Exercise instructions: Type out the data exactly as given. Skip any image.

Extracted data:
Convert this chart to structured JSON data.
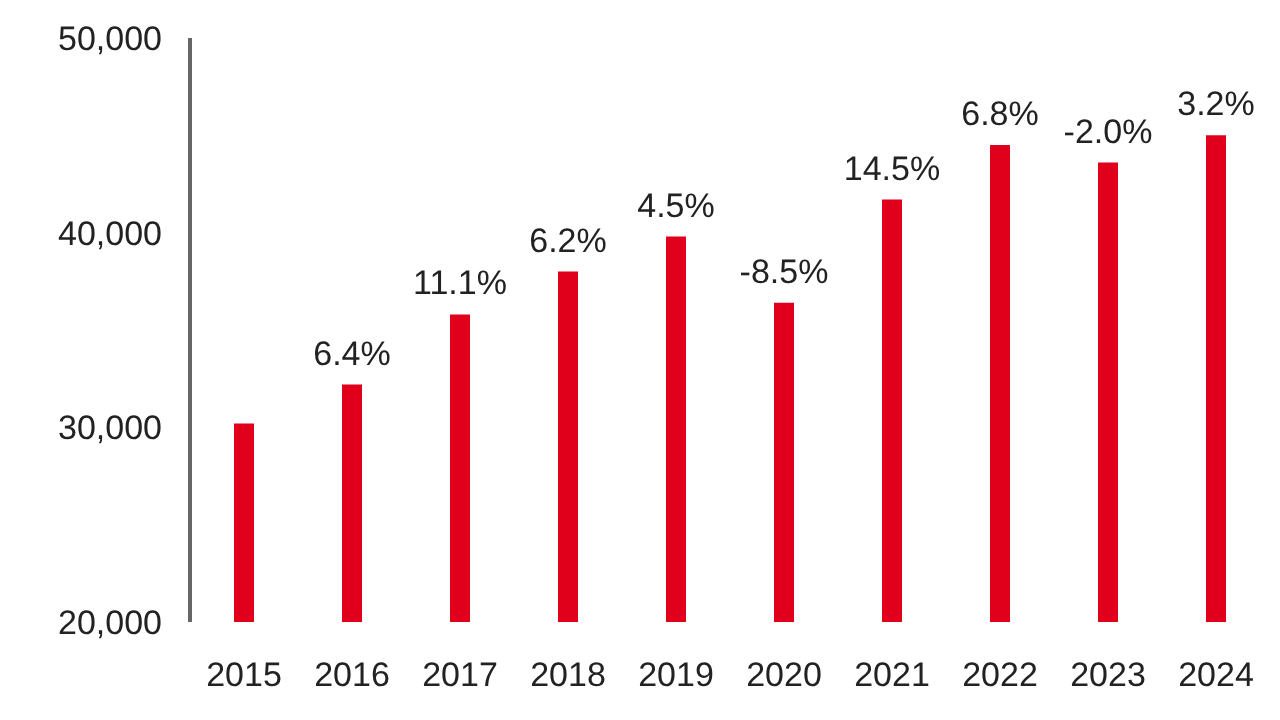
{
  "chart_data": {
    "type": "bar",
    "categories": [
      "2015",
      "2016",
      "2017",
      "2018",
      "2019",
      "2020",
      "2021",
      "2022",
      "2023",
      "2024"
    ],
    "values": [
      30200,
      32200,
      35800,
      38000,
      39800,
      36400,
      41700,
      44500,
      43600,
      45000
    ],
    "annotations": [
      {
        "text": "6.4%",
        "x": "2016",
        "y": 32200
      },
      {
        "text": "11.1%",
        "x": "2017",
        "y": 35800
      },
      {
        "text": "6.2%",
        "x": "2018",
        "y": 38000
      },
      {
        "text": "4.5%",
        "x": "2019",
        "y": 39800
      },
      {
        "text": "-8.5%",
        "x": "2020",
        "y": 36400
      },
      {
        "text": "14.5%",
        "x": "2021",
        "y": 41700
      },
      {
        "text": "6.8%",
        "x": "2022",
        "y": 44500
      },
      {
        "text": "-2.0%",
        "x": "2023",
        "y": 43600
      },
      {
        "text": "3.2%",
        "x": "2024",
        "y": 45000
      }
    ],
    "color": "#e0001b",
    "ylim": [
      20000,
      50000
    ],
    "yticks": [
      {
        "value": 20000,
        "label": "20,000"
      },
      {
        "value": 30000,
        "label": "30,000"
      },
      {
        "value": 40000,
        "label": "40,000"
      },
      {
        "value": 50000,
        "label": "50,000"
      }
    ],
    "grid": false,
    "legend": false
  }
}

Completed exercise:
Convert this chart to structured JSON data.
{
  "chart_data": {
    "type": "bar",
    "categories": [
      "2015",
      "2016",
      "2017",
      "2018",
      "2019",
      "2020",
      "2021",
      "2022",
      "2023",
      "2024"
    ],
    "values": [
      30200,
      32200,
      35800,
      38000,
      39800,
      36400,
      41700,
      44500,
      43600,
      45000
    ],
    "annotations": [
      {
        "text": "6.4%",
        "x": "2016",
        "y": 32200
      },
      {
        "text": "11.1%",
        "x": "2017",
        "y": 35800
      },
      {
        "text": "6.2%",
        "x": "2018",
        "y": 38000
      },
      {
        "text": "4.5%",
        "x": "2019",
        "y": 39800
      },
      {
        "text": "-8.5%",
        "x": "2020",
        "y": 36400
      },
      {
        "text": "14.5%",
        "x": "2021",
        "y": 41700
      },
      {
        "text": "6.8%",
        "x": "2022",
        "y": 44500
      },
      {
        "text": "-2.0%",
        "x": "2023",
        "y": 43600
      },
      {
        "text": "3.2%",
        "x": "2024",
        "y": 45000
      }
    ],
    "color": "#e0001b",
    "ylim": [
      20000,
      50000
    ],
    "yticks": [
      {
        "value": 20000,
        "label": "20,000"
      },
      {
        "value": 30000,
        "label": "30,000"
      },
      {
        "value": 40000,
        "label": "40,000"
      },
      {
        "value": 50000,
        "label": "50,000"
      }
    ],
    "grid": false,
    "legend": false
  }
}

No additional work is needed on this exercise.